**GIVEN EXERCISE**
Copy out all of the material, matching it word for word.

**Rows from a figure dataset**
-=-=-=-=-
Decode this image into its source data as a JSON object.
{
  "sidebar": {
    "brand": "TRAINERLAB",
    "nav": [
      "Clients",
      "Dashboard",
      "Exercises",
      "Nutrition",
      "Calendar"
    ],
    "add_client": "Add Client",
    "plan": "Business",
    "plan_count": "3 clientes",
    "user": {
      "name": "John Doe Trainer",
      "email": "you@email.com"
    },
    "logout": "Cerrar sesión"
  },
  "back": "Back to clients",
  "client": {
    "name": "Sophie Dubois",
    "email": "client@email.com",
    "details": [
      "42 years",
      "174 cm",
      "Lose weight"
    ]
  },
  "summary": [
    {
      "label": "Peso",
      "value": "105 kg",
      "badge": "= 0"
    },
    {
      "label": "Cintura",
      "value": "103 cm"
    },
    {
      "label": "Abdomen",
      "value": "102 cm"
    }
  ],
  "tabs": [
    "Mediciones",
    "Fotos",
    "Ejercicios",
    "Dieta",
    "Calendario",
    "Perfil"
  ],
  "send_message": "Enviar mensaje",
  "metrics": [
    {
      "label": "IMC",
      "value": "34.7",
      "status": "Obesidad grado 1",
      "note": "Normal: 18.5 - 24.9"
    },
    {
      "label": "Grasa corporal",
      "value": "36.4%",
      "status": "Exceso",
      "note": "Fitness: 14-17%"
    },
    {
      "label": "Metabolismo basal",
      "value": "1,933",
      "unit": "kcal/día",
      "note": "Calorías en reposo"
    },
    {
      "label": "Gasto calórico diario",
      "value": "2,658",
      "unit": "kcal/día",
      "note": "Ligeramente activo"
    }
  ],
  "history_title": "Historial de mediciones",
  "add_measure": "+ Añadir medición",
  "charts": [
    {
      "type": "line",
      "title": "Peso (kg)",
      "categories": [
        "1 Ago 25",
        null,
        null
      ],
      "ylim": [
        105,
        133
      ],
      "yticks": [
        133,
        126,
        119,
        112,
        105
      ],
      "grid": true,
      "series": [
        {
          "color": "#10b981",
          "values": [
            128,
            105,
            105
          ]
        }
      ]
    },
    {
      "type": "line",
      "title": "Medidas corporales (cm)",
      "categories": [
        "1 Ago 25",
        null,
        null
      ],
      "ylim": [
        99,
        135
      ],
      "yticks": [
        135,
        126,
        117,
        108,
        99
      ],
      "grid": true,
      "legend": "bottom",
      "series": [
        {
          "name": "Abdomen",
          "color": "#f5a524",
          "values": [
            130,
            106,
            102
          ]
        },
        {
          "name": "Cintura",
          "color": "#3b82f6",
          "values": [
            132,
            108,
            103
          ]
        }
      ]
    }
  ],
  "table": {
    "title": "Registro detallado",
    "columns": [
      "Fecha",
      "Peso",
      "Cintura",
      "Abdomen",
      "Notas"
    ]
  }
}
-=-=-=-=-
**WRITTEN RESPONSE**
Decode this image into its source data as a JSON object.
{
  "sidebar": {
    "brand": "TRAINERLAB",
    "nav": [
      "Clients",
      "Dashboard",
      "Exercises",
      "Nutrition",
      "Calendar"
    ],
    "add_client": "Add Client",
    "plan": "Business",
    "plan_count": "3 clientes",
    "user": {
      "name": "John Doe Trainer",
      "email": "you@email.com"
    },
    "logout": "Cerrar sesión"
  },
  "back": "Back to clients",
  "client": {
    "name": "Sophie Dubois",
    "email": "client@email.com",
    "details": [
      "42 years",
      "174 cm",
      "Lose weight"
    ]
  },
  "summary": [
    {
      "label": "Peso",
      "value": "105 kg",
      "badge": "= 0"
    },
    {
      "label": "Cintura",
      "value": "103 cm"
    },
    {
      "label": "Abdomen",
      "value": "102 cm"
    }
  ],
  "tabs": [
    "Mediciones",
    "Fotos",
    "Ejercicios",
    "Dieta",
    "Calendario",
    "Perfil"
  ],
  "send_message": "Enviar mensaje",
  "metrics": [
    {
      "label": "IMC",
      "value": "34.7",
      "status": "Obesidad grado 1",
      "note": "Normal: 18.5 - 24.9"
    },
    {
      "label": "Grasa corporal",
      "value": "36.4%",
      "status": "Exceso",
      "note": "Fitness: 14-17%"
    },
    {
      "label": "Metabolismo basal",
      "value": "1,933",
      "unit": "kcal/día",
      "note": "Calorías en reposo"
    },
    {
      "label": "Gasto calórico diario",
      "value": "2,658",
      "unit": "kcal/día",
      "note": "Ligeramente activo"
    }
  ],
  "history_title": "Historial de mediciones",
  "add_measure": "+ Añadir medición",
  "charts": [
    {
      "type": "line",
      "title": "Peso (kg)",
      "categories": [
        "1 Ago 25",
        null,
        null
      ],
      "ylim": [
        105,
        133
      ],
      "yticks": [
        133,
        126,
        119,
        112,
        105
      ],
      "grid": true,
      "series": [
        {
          "color": "#10b981",
          "values": [
            128,
            105,
            105
          ]
        }
      ]
    },
    {
      "type": "line",
      "title": "Medidas corporales (cm)",
      "categories": [
        "1 Ago 25",
        null,
        null
      ],
      "ylim": [
        99,
        135
      ],
      "yticks": [
        135,
        126,
        117,
        108,
        99
      ],
      "grid": true,
      "legend": "bottom",
      "series": [
        {
          "name": "Abdomen",
          "color": "#f5a524",
          "values": [
            130,
            106,
            102
          ]
        },
        {
          "name": "Cintura",
          "color": "#3b82f6",
          "values": [
            132,
            108,
            103
          ]
        }
      ]
    }
  ],
  "table": {
    "title": "Registro detallado",
    "columns": [
      "Fecha",
      "Peso",
      "Cintura",
      "Abdomen",
      "Notas"
    ]
  }
}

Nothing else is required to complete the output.